#### [Instructions to follow]
All lines in which the word "name" occurs are to be extracted.

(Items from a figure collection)
---+---

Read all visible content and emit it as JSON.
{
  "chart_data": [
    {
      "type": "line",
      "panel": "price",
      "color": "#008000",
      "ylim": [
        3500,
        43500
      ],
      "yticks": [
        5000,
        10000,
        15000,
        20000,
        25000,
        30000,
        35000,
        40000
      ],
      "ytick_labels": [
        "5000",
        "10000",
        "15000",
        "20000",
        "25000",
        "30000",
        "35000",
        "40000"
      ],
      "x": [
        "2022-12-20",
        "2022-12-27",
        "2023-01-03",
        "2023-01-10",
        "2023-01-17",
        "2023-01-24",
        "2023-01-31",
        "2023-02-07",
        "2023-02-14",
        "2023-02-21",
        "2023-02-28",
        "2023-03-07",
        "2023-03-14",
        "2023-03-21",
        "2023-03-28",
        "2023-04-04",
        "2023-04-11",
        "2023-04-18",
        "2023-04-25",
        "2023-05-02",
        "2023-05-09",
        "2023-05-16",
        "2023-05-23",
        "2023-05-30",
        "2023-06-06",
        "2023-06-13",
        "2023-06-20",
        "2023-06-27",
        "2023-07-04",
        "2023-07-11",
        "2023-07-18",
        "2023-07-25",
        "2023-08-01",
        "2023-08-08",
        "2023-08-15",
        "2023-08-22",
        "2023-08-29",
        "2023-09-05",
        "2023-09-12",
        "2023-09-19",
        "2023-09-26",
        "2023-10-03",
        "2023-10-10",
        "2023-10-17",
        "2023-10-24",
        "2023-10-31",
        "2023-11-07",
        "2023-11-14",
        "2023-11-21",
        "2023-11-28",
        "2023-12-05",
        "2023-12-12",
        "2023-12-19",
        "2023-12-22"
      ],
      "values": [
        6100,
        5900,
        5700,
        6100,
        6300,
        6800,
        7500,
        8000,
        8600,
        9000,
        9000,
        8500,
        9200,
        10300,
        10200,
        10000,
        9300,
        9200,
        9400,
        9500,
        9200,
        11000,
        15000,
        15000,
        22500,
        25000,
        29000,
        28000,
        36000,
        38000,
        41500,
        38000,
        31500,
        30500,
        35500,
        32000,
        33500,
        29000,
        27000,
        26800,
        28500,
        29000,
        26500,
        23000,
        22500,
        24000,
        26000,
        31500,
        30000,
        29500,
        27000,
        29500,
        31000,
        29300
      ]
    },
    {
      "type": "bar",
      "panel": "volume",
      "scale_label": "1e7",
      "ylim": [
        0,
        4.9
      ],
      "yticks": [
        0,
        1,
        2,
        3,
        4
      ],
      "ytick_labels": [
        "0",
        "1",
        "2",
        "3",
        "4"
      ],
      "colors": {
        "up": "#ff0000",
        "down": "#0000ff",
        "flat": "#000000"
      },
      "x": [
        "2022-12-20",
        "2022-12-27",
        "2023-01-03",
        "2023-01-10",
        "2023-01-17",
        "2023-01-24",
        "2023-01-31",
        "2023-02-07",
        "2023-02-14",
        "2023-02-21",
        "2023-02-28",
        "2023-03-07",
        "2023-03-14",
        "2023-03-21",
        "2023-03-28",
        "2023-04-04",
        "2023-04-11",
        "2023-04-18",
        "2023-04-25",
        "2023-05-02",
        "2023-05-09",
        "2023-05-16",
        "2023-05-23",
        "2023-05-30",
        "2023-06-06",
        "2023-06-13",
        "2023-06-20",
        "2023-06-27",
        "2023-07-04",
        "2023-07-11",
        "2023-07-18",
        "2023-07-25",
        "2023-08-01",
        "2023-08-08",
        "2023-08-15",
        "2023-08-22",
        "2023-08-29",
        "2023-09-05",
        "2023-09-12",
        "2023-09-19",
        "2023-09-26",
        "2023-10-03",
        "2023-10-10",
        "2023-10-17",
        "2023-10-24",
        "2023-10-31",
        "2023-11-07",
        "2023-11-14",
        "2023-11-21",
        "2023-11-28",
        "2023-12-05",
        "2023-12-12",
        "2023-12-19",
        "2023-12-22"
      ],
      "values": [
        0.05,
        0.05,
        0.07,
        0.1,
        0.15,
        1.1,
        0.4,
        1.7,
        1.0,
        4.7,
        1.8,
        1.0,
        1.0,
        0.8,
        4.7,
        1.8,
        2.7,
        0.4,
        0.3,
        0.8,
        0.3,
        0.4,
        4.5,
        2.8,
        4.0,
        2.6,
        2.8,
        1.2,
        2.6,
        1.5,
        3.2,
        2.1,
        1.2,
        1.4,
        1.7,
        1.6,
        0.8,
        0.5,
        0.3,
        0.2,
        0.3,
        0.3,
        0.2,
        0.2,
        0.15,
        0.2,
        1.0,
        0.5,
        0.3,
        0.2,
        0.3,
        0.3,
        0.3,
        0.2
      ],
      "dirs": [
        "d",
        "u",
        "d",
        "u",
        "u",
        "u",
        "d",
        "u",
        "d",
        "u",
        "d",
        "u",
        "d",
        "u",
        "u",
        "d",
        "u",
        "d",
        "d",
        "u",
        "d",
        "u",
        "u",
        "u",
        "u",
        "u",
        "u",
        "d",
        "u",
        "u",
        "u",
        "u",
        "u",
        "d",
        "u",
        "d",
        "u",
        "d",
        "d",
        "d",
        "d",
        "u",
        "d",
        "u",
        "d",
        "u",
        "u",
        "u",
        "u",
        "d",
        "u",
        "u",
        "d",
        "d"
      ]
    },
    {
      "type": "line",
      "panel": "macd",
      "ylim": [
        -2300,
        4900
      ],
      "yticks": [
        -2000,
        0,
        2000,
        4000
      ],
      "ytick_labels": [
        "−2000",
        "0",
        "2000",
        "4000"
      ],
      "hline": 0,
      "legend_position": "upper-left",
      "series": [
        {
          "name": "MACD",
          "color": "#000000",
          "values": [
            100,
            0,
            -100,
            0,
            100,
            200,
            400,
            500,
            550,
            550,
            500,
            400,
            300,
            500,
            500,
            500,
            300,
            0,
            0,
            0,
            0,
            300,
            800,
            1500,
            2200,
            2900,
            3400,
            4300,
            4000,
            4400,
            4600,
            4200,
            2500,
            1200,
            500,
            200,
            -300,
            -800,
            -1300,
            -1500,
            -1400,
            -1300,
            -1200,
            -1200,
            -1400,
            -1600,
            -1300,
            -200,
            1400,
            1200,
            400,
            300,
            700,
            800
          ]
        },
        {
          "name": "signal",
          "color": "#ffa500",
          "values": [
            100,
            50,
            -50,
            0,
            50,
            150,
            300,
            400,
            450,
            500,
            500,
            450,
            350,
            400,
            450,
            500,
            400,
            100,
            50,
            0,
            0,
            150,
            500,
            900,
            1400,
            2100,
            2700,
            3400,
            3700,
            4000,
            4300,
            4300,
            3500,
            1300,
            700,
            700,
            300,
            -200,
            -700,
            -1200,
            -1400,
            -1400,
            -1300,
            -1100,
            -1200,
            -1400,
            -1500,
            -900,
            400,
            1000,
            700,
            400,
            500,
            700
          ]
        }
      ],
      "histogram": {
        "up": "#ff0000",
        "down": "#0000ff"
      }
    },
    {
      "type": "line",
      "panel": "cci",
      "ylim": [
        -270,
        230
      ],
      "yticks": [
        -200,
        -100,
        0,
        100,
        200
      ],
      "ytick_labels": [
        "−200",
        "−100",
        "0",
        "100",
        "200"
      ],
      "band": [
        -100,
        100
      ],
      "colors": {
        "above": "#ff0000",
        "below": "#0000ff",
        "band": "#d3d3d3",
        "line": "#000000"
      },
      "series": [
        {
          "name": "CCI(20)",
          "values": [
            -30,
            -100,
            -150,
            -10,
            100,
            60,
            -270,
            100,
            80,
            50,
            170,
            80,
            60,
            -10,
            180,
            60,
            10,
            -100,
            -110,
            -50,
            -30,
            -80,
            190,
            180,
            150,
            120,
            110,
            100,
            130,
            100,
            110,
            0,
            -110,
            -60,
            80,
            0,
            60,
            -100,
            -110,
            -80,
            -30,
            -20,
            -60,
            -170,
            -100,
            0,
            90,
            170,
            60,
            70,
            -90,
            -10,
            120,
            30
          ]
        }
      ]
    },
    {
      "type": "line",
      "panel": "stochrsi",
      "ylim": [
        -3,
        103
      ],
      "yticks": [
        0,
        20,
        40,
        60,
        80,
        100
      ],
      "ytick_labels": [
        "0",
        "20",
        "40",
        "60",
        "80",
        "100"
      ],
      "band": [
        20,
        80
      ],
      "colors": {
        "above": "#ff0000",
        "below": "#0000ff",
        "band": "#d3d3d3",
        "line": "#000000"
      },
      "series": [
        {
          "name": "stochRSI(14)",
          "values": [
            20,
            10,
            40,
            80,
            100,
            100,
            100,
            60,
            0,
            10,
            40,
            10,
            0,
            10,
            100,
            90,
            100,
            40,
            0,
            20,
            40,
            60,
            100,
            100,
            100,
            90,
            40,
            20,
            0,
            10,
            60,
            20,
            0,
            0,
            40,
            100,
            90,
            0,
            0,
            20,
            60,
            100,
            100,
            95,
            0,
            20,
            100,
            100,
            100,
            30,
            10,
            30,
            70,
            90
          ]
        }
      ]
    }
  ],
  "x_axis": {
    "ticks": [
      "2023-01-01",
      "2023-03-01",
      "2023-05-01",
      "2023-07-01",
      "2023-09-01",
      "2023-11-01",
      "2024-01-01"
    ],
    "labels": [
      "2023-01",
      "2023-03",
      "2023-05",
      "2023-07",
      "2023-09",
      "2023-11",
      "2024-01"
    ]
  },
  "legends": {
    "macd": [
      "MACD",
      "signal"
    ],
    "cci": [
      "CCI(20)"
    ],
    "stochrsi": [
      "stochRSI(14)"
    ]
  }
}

---+---

#### [Response for this exercise]
          "name": "MACD",
          "name": "signal",
          "name": "CCI(20)",
          "name": "stochRSI(14)",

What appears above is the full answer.